** Start of EXTRACTED MATERIAL **
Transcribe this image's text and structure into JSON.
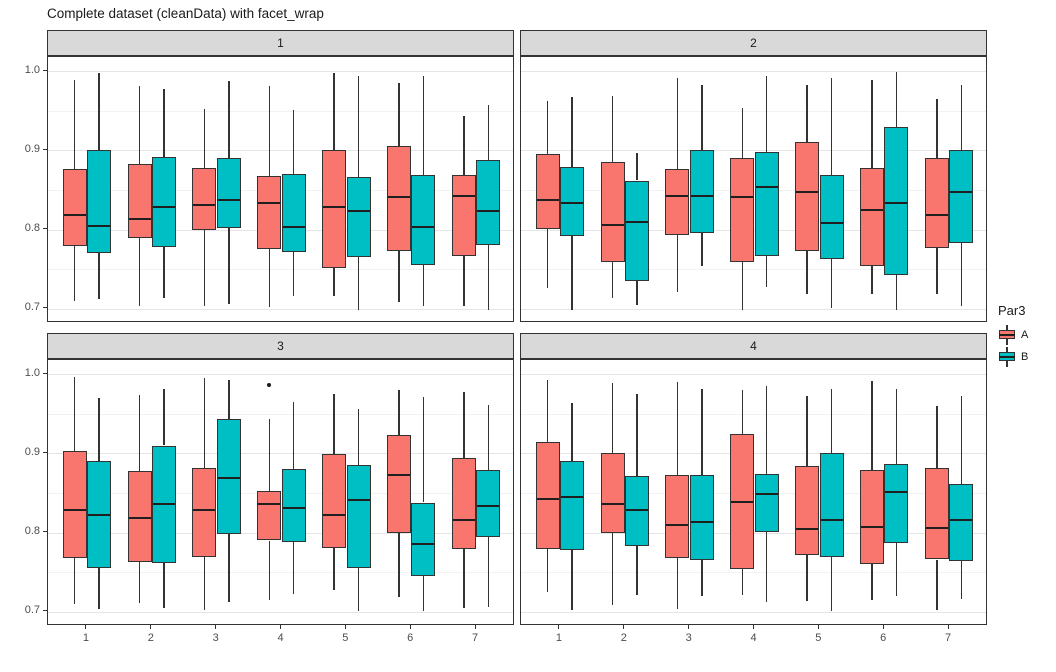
{
  "chart_data": {
    "type": "boxplot",
    "title": "Complete dataset (cleanData) with facet_wrap",
    "xlabel": "",
    "ylabel": "",
    "x_tick_labels": [
      "1",
      "2",
      "3",
      "4",
      "5",
      "6",
      "7"
    ],
    "y_tick_labels": [
      "1.0",
      "0.9",
      "0.8",
      "0.7"
    ],
    "y_tick_values": [
      1.0,
      0.9,
      0.8,
      0.7
    ],
    "y_major_gridlines": [
      0.7,
      0.8,
      0.9,
      1.0
    ],
    "y_minor_gridlines": [
      0.75,
      0.85,
      0.95
    ],
    "y_range": [
      0.682,
      1.018
    ],
    "grid": "on",
    "legend": {
      "title": "Par3",
      "position": "right",
      "entries": [
        {
          "label": "A",
          "color": "#F8766D"
        },
        {
          "label": "B",
          "color": "#00BFC4"
        }
      ]
    },
    "facets": [
      {
        "label": "1",
        "boxes": [
          {
            "x": 1,
            "g": "A",
            "lo": 0.71,
            "q1": 0.779,
            "me": 0.818,
            "q3": 0.877,
            "hi": 0.989
          },
          {
            "x": 1,
            "g": "B",
            "lo": 0.712,
            "q1": 0.771,
            "me": 0.804,
            "q3": 0.901,
            "hi": 0.998
          },
          {
            "x": 2,
            "g": "A",
            "lo": 0.703,
            "q1": 0.789,
            "me": 0.814,
            "q3": 0.883,
            "hi": 0.981
          },
          {
            "x": 2,
            "g": "B",
            "lo": 0.713,
            "q1": 0.778,
            "me": 0.829,
            "q3": 0.892,
            "hi": 0.977
          },
          {
            "x": 3,
            "g": "A",
            "lo": 0.703,
            "q1": 0.8,
            "me": 0.831,
            "q3": 0.878,
            "hi": 0.952
          },
          {
            "x": 3,
            "g": "B",
            "lo": 0.706,
            "q1": 0.802,
            "me": 0.838,
            "q3": 0.89,
            "hi": 0.988
          },
          {
            "x": 4,
            "g": "A",
            "lo": 0.702,
            "q1": 0.776,
            "me": 0.833,
            "q3": 0.868,
            "hi": 0.981
          },
          {
            "x": 4,
            "g": "B",
            "lo": 0.716,
            "q1": 0.772,
            "me": 0.803,
            "q3": 0.87,
            "hi": 0.951
          },
          {
            "x": 5,
            "g": "A",
            "lo": 0.716,
            "q1": 0.751,
            "me": 0.829,
            "q3": 0.901,
            "hi": 0.998
          },
          {
            "x": 5,
            "g": "B",
            "lo": 0.699,
            "q1": 0.765,
            "me": 0.824,
            "q3": 0.866,
            "hi": 0.994
          },
          {
            "x": 6,
            "g": "A",
            "lo": 0.708,
            "q1": 0.773,
            "me": 0.841,
            "q3": 0.905,
            "hi": 0.985
          },
          {
            "x": 6,
            "g": "B",
            "lo": 0.704,
            "q1": 0.755,
            "me": 0.803,
            "q3": 0.869,
            "hi": 0.994
          },
          {
            "x": 7,
            "g": "A",
            "lo": 0.704,
            "q1": 0.767,
            "me": 0.843,
            "q3": 0.869,
            "hi": 0.944
          },
          {
            "x": 7,
            "g": "B",
            "lo": 0.699,
            "q1": 0.78,
            "me": 0.823,
            "q3": 0.888,
            "hi": 0.958
          }
        ]
      },
      {
        "label": "2",
        "boxes": [
          {
            "x": 1,
            "g": "A",
            "lo": 0.726,
            "q1": 0.801,
            "me": 0.837,
            "q3": 0.896,
            "hi": 0.963
          },
          {
            "x": 1,
            "g": "B",
            "lo": 0.699,
            "q1": 0.792,
            "me": 0.834,
            "q3": 0.879,
            "hi": 0.968
          },
          {
            "x": 2,
            "g": "A",
            "lo": 0.713,
            "q1": 0.759,
            "me": 0.806,
            "q3": 0.885,
            "hi": 0.969
          },
          {
            "x": 2,
            "g": "B",
            "lo": 0.705,
            "q1": 0.735,
            "me": 0.81,
            "q3": 0.862,
            "hi": 0.897
          },
          {
            "x": 3,
            "g": "A",
            "lo": 0.721,
            "q1": 0.793,
            "me": 0.843,
            "q3": 0.876,
            "hi": 0.992
          },
          {
            "x": 3,
            "g": "B",
            "lo": 0.754,
            "q1": 0.796,
            "me": 0.843,
            "q3": 0.9,
            "hi": 0.983
          },
          {
            "x": 4,
            "g": "A",
            "lo": 0.698,
            "q1": 0.759,
            "me": 0.841,
            "q3": 0.89,
            "hi": 0.954
          },
          {
            "x": 4,
            "g": "B",
            "lo": 0.728,
            "q1": 0.767,
            "me": 0.854,
            "q3": 0.898,
            "hi": 0.994
          },
          {
            "x": 5,
            "g": "A",
            "lo": 0.719,
            "q1": 0.773,
            "me": 0.847,
            "q3": 0.911,
            "hi": 0.983
          },
          {
            "x": 5,
            "g": "B",
            "lo": 0.701,
            "q1": 0.763,
            "me": 0.808,
            "q3": 0.869,
            "hi": 0.992
          },
          {
            "x": 6,
            "g": "A",
            "lo": 0.719,
            "q1": 0.754,
            "me": 0.825,
            "q3": 0.878,
            "hi": 0.989
          },
          {
            "x": 6,
            "g": "B",
            "lo": 0.699,
            "q1": 0.743,
            "me": 0.833,
            "q3": 0.93,
            "hi": 0.999
          },
          {
            "x": 7,
            "g": "A",
            "lo": 0.719,
            "q1": 0.777,
            "me": 0.818,
            "q3": 0.89,
            "hi": 0.965
          },
          {
            "x": 7,
            "g": "B",
            "lo": 0.704,
            "q1": 0.783,
            "me": 0.848,
            "q3": 0.901,
            "hi": 0.983
          }
        ]
      },
      {
        "label": "3",
        "boxes": [
          {
            "x": 1,
            "g": "A",
            "lo": 0.71,
            "q1": 0.768,
            "me": 0.828,
            "q3": 0.903,
            "hi": 0.997
          },
          {
            "x": 1,
            "g": "B",
            "lo": 0.704,
            "q1": 0.755,
            "me": 0.822,
            "q3": 0.891,
            "hi": 0.97
          },
          {
            "x": 2,
            "g": "A",
            "lo": 0.711,
            "q1": 0.763,
            "me": 0.818,
            "q3": 0.878,
            "hi": 0.974
          },
          {
            "x": 2,
            "g": "B",
            "lo": 0.705,
            "q1": 0.761,
            "me": 0.836,
            "q3": 0.91,
            "hi": 0.981
          },
          {
            "x": 3,
            "g": "A",
            "lo": 0.702,
            "q1": 0.769,
            "me": 0.829,
            "q3": 0.881,
            "hi": 0.995
          },
          {
            "x": 3,
            "g": "B",
            "lo": 0.712,
            "q1": 0.798,
            "me": 0.869,
            "q3": 0.944,
            "hi": 0.993
          },
          {
            "x": 4,
            "g": "A",
            "lo": 0.715,
            "q1": 0.79,
            "me": 0.836,
            "q3": 0.852,
            "hi": 0.943,
            "out": [
              0.986
            ]
          },
          {
            "x": 4,
            "g": "B",
            "lo": 0.722,
            "q1": 0.788,
            "me": 0.831,
            "q3": 0.88,
            "hi": 0.965
          },
          {
            "x": 5,
            "g": "A",
            "lo": 0.727,
            "q1": 0.781,
            "me": 0.822,
            "q3": 0.899,
            "hi": 0.975
          },
          {
            "x": 5,
            "g": "B",
            "lo": 0.701,
            "q1": 0.755,
            "me": 0.841,
            "q3": 0.885,
            "hi": 0.956
          },
          {
            "x": 6,
            "g": "A",
            "lo": 0.718,
            "q1": 0.8,
            "me": 0.873,
            "q3": 0.923,
            "hi": 0.98
          },
          {
            "x": 6,
            "g": "B",
            "lo": 0.701,
            "q1": 0.745,
            "me": 0.786,
            "q3": 0.838,
            "hi": 0.971
          },
          {
            "x": 7,
            "g": "A",
            "lo": 0.705,
            "q1": 0.779,
            "me": 0.816,
            "q3": 0.894,
            "hi": 0.978
          },
          {
            "x": 7,
            "g": "B",
            "lo": 0.706,
            "q1": 0.794,
            "me": 0.833,
            "q3": 0.879,
            "hi": 0.961
          }
        ]
      },
      {
        "label": "4",
        "boxes": [
          {
            "x": 1,
            "g": "A",
            "lo": 0.725,
            "q1": 0.779,
            "me": 0.843,
            "q3": 0.915,
            "hi": 0.993
          },
          {
            "x": 1,
            "g": "B",
            "lo": 0.702,
            "q1": 0.778,
            "me": 0.845,
            "q3": 0.89,
            "hi": 0.964
          },
          {
            "x": 2,
            "g": "A",
            "lo": 0.708,
            "q1": 0.8,
            "me": 0.836,
            "q3": 0.9,
            "hi": 0.989
          },
          {
            "x": 2,
            "g": "B",
            "lo": 0.721,
            "q1": 0.783,
            "me": 0.829,
            "q3": 0.872,
            "hi": 0.975
          },
          {
            "x": 3,
            "g": "A",
            "lo": 0.704,
            "q1": 0.768,
            "me": 0.809,
            "q3": 0.873,
            "hi": 0.99
          },
          {
            "x": 3,
            "g": "B",
            "lo": 0.72,
            "q1": 0.765,
            "me": 0.814,
            "q3": 0.873,
            "hi": 0.982
          },
          {
            "x": 4,
            "g": "A",
            "lo": 0.721,
            "q1": 0.754,
            "me": 0.839,
            "q3": 0.925,
            "hi": 0.98
          },
          {
            "x": 4,
            "g": "B",
            "lo": 0.712,
            "q1": 0.801,
            "me": 0.849,
            "q3": 0.874,
            "hi": 0.985
          },
          {
            "x": 5,
            "g": "A",
            "lo": 0.714,
            "q1": 0.772,
            "me": 0.805,
            "q3": 0.884,
            "hi": 0.973
          },
          {
            "x": 5,
            "g": "B",
            "lo": 0.701,
            "q1": 0.769,
            "me": 0.816,
            "q3": 0.901,
            "hi": 0.981
          },
          {
            "x": 6,
            "g": "A",
            "lo": 0.715,
            "q1": 0.76,
            "me": 0.807,
            "q3": 0.879,
            "hi": 0.992
          },
          {
            "x": 6,
            "g": "B",
            "lo": 0.72,
            "q1": 0.787,
            "me": 0.851,
            "q3": 0.887,
            "hi": 0.982
          },
          {
            "x": 7,
            "g": "A",
            "lo": 0.702,
            "q1": 0.766,
            "me": 0.806,
            "q3": 0.881,
            "hi": 0.96
          },
          {
            "x": 7,
            "g": "B",
            "lo": 0.716,
            "q1": 0.764,
            "me": 0.816,
            "q3": 0.862,
            "hi": 0.973
          }
        ]
      }
    ]
  }
}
** End of EXTRACTED MATERIAL **
In the listing, find every line containing the word "title" and list it.

| SOLUTION TO THIS PROBLEM |
    "title": "Complete dataset (cleanData) with facet_wrap",
      "title": "Par3",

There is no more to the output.